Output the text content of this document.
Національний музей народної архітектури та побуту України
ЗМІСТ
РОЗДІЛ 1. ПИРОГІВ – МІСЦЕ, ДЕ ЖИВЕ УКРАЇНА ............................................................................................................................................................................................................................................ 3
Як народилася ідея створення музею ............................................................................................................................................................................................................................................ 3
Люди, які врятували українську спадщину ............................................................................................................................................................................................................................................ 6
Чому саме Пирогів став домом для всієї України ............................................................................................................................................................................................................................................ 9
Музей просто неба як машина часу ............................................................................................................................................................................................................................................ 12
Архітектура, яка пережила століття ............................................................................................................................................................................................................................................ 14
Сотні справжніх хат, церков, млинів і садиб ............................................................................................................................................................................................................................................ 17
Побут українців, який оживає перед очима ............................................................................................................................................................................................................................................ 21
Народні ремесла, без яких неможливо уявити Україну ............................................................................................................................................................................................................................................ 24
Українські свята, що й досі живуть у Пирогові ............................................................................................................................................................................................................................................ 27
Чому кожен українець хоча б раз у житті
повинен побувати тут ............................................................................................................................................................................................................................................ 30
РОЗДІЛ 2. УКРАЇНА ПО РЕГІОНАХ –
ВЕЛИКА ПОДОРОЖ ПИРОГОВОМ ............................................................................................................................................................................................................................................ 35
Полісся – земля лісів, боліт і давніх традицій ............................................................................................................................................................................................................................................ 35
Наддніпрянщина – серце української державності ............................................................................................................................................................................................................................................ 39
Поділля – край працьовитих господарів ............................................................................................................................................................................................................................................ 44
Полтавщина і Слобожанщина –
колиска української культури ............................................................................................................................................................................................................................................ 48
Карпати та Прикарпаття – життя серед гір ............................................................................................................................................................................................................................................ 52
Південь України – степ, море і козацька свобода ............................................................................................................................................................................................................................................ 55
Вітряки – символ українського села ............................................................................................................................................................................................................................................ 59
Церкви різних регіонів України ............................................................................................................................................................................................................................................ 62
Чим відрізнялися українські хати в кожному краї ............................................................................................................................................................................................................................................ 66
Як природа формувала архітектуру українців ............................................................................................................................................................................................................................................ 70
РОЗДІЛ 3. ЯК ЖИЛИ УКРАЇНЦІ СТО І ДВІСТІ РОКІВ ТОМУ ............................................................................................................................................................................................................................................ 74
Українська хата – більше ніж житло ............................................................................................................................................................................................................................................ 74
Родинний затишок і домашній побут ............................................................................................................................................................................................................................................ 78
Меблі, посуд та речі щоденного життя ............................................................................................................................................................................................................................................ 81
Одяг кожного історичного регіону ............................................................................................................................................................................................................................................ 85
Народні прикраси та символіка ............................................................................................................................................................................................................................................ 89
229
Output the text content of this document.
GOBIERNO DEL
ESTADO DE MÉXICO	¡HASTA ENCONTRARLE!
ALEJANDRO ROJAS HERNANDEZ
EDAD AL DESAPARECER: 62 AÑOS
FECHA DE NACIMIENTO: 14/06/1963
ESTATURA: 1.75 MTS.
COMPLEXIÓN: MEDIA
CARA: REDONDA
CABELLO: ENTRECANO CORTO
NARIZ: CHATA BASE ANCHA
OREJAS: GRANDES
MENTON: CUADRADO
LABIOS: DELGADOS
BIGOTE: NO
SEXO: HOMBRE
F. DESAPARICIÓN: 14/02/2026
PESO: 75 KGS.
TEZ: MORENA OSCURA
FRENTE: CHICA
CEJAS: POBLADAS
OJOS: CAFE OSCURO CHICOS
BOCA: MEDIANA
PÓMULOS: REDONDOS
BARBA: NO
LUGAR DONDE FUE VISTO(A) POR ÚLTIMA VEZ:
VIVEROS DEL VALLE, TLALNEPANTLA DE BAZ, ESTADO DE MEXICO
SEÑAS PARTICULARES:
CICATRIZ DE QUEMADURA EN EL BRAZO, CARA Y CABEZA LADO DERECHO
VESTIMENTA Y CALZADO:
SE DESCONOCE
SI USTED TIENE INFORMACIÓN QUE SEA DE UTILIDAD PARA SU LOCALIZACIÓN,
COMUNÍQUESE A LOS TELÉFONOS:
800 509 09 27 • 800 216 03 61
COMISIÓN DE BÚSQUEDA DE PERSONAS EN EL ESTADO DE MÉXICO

Short exercise – Write out every line of the entries that holds the word "РОЗДІЛ".

Finished answer –
РОЗДІЛ 1. ПИРОГІВ – МІСЦЕ, ДЕ ЖИВЕ УКРАЇНА ............................................................................................................................................................................................................................................ 3
РОЗДІЛ 2. УКРАЇНА ПО РЕГІОНАХ –
РОЗДІЛ 3. ЯК ЖИЛИ УКРАЇНЦІ СТО І ДВІСТІ РОКІВ ТОМУ ............................................................................................................................................................................................................................................ 74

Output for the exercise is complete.